TO DO
Below is a set of records; print all of them exactly as written.

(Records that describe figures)
+---+
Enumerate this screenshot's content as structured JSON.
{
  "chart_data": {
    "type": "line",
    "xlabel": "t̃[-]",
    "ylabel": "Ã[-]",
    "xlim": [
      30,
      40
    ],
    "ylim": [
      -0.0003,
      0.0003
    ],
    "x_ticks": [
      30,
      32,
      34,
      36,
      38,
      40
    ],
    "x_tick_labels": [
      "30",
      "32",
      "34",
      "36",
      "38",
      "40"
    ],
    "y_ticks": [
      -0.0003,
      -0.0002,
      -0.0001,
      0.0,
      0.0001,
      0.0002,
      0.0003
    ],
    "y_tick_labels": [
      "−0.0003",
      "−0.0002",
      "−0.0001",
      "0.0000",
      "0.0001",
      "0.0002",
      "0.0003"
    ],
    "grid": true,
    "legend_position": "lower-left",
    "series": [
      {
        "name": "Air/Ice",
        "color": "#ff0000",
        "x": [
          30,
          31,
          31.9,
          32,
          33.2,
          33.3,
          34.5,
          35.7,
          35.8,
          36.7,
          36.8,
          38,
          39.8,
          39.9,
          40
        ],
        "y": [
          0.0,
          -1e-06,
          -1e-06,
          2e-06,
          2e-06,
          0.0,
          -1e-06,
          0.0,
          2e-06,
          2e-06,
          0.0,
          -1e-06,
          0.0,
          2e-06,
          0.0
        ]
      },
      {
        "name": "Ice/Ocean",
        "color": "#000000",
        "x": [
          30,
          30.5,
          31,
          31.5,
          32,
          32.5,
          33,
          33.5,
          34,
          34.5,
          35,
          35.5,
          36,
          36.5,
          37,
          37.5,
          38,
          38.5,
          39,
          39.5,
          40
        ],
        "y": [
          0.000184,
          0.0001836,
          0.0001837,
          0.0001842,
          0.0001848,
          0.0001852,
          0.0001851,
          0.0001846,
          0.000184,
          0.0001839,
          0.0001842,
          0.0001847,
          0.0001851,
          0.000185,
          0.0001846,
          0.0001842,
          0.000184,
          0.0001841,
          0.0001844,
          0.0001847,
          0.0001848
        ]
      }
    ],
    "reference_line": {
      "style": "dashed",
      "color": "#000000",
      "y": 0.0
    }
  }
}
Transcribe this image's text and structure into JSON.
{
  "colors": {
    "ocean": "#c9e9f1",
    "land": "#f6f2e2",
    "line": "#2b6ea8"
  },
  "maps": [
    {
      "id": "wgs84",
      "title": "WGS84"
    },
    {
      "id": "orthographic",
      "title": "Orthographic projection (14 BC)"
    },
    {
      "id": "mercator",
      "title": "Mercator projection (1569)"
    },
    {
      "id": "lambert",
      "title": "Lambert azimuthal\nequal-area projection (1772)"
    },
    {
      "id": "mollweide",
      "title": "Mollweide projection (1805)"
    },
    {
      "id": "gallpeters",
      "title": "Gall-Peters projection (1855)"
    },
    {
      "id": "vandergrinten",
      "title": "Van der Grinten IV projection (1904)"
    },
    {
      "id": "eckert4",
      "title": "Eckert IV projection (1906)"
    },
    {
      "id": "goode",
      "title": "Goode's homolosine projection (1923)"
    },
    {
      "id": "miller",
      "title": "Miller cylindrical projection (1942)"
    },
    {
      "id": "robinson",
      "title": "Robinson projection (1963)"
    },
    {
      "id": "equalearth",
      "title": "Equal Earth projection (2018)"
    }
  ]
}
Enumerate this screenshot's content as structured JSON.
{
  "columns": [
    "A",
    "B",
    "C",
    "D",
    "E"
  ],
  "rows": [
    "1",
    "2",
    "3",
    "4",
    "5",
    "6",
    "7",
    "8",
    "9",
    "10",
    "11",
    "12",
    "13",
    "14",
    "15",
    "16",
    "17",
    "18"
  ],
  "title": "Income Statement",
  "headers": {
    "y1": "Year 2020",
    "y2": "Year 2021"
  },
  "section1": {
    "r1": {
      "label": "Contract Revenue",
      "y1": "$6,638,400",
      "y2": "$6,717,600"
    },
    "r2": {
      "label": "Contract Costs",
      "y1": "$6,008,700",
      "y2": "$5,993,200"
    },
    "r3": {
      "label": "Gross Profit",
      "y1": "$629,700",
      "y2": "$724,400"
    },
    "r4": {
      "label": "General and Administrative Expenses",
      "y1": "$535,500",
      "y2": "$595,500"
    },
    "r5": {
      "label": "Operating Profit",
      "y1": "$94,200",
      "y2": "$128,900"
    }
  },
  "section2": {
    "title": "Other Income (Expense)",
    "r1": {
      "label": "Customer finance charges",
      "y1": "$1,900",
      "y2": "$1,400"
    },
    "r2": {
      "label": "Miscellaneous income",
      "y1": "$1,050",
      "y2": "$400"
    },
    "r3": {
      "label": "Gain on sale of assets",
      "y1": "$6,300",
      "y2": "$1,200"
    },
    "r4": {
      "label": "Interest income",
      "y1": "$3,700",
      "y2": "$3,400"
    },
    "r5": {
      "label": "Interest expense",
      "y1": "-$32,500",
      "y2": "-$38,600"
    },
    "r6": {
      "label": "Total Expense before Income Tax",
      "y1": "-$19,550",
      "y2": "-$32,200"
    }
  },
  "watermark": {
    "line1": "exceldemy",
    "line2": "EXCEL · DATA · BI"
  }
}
+---+
OUTPUT FOR THIS TASK
Enumerate this screenshot's content as structured JSON.
{
  "chart_data": {
    "type": "line",
    "xlabel": "t̃[-]",
    "ylabel": "Ã[-]",
    "xlim": [
      30,
      40
    ],
    "ylim": [
      -0.0003,
      0.0003
    ],
    "x_ticks": [
      30,
      32,
      34,
      36,
      38,
      40
    ],
    "x_tick_labels": [
      "30",
      "32",
      "34",
      "36",
      "38",
      "40"
    ],
    "y_ticks": [
      -0.0003,
      -0.0002,
      -0.0001,
      0.0,
      0.0001,
      0.0002,
      0.0003
    ],
    "y_tick_labels": [
      "−0.0003",
      "−0.0002",
      "−0.0001",
      "0.0000",
      "0.0001",
      "0.0002",
      "0.0003"
    ],
    "grid": true,
    "legend_position": "lower-left",
    "series": [
      {
        "name": "Air/Ice",
        "color": "#ff0000",
        "x": [
          30,
          31,
          31.9,
          32,
          33.2,
          33.3,
          34.5,
          35.7,
          35.8,
          36.7,
          36.8,
          38,
          39.8,
          39.9,
          40
        ],
        "y": [
          0.0,
          -1e-06,
          -1e-06,
          2e-06,
          2e-06,
          0.0,
          -1e-06,
          0.0,
          2e-06,
          2e-06,
          0.0,
          -1e-06,
          0.0,
          2e-06,
          0.0
        ]
      },
      {
        "name": "Ice/Ocean",
        "color": "#000000",
        "x": [
          30,
          30.5,
          31,
          31.5,
          32,
          32.5,
          33,
          33.5,
          34,
          34.5,
          35,
          35.5,
          36,
          36.5,
          37,
          37.5,
          38,
          38.5,
          39,
          39.5,
          40
        ],
        "y": [
          0.000184,
          0.0001836,
          0.0001837,
          0.0001842,
          0.0001848,
          0.0001852,
          0.0001851,
          0.0001846,
          0.000184,
          0.0001839,
          0.0001842,
          0.0001847,
          0.0001851,
          0.000185,
          0.0001846,
          0.0001842,
          0.000184,
          0.0001841,
          0.0001844,
          0.0001847,
          0.0001848
        ]
      }
    ],
    "reference_line": {
      "style": "dashed",
      "color": "#000000",
      "y": 0.0
    }
  }
}
Transcribe this image's text and structure into JSON.
{
  "colors": {
    "ocean": "#c9e9f1",
    "land": "#f6f2e2",
    "line": "#2b6ea8"
  },
  "maps": [
    {
      "id": "wgs84",
      "title": "WGS84"
    },
    {
      "id": "orthographic",
      "title": "Orthographic projection (14 BC)"
    },
    {
      "id": "mercator",
      "title": "Mercator projection (1569)"
    },
    {
      "id": "lambert",
      "title": "Lambert azimuthal\nequal-area projection (1772)"
    },
    {
      "id": "mollweide",
      "title": "Mollweide projection (1805)"
    },
    {
      "id": "gallpeters",
      "title": "Gall-Peters projection (1855)"
    },
    {
      "id": "vandergrinten",
      "title": "Van der Grinten IV projection (1904)"
    },
    {
      "id": "eckert4",
      "title": "Eckert IV projection (1906)"
    },
    {
      "id": "goode",
      "title": "Goode's homolosine projection (1923)"
    },
    {
      "id": "miller",
      "title": "Miller cylindrical projection (1942)"
    },
    {
      "id": "robinson",
      "title": "Robinson projection (1963)"
    },
    {
      "id": "equalearth",
      "title": "Equal Earth projection (2018)"
    }
  ]
}
Enumerate this screenshot's content as structured JSON.
{
  "columns": [
    "A",
    "B",
    "C",
    "D",
    "E"
  ],
  "rows": [
    "1",
    "2",
    "3",
    "4",
    "5",
    "6",
    "7",
    "8",
    "9",
    "10",
    "11",
    "12",
    "13",
    "14",
    "15",
    "16",
    "17",
    "18"
  ],
  "title": "Income Statement",
  "headers": {
    "y1": "Year 2020",
    "y2": "Year 2021"
  },
  "section1": {
    "r1": {
      "label": "Contract Revenue",
      "y1": "$6,638,400",
      "y2": "$6,717,600"
    },
    "r2": {
      "label": "Contract Costs",
      "y1": "$6,008,700",
      "y2": "$5,993,200"
    },
    "r3": {
      "label": "Gross Profit",
      "y1": "$629,700",
      "y2": "$724,400"
    },
    "r4": {
      "label": "General and Administrative Expenses",
      "y1": "$535,500",
      "y2": "$595,500"
    },
    "r5": {
      "label": "Operating Profit",
      "y1": "$94,200",
      "y2": "$128,900"
    }
  },
  "section2": {
    "title": "Other Income (Expense)",
    "r1": {
      "label": "Customer finance charges",
      "y1": "$1,900",
      "y2": "$1,400"
    },
    "r2": {
      "label": "Miscellaneous income",
      "y1": "$1,050",
      "y2": "$400"
    },
    "r3": {
      "label": "Gain on sale of assets",
      "y1": "$6,300",
      "y2": "$1,200"
    },
    "r4": {
      "label": "Interest income",
      "y1": "$3,700",
      "y2": "$3,400"
    },
    "r5": {
      "label": "Interest expense",
      "y1": "-$32,500",
      "y2": "-$38,600"
    },
    "r6": {
      "label": "Total Expense before Income Tax",
      "y1": "-$19,550",
      "y2": "-$32,200"
    }
  },
  "watermark": {
    "line1": "exceldemy",
    "line2": "EXCEL · DATA · BI"
  }
}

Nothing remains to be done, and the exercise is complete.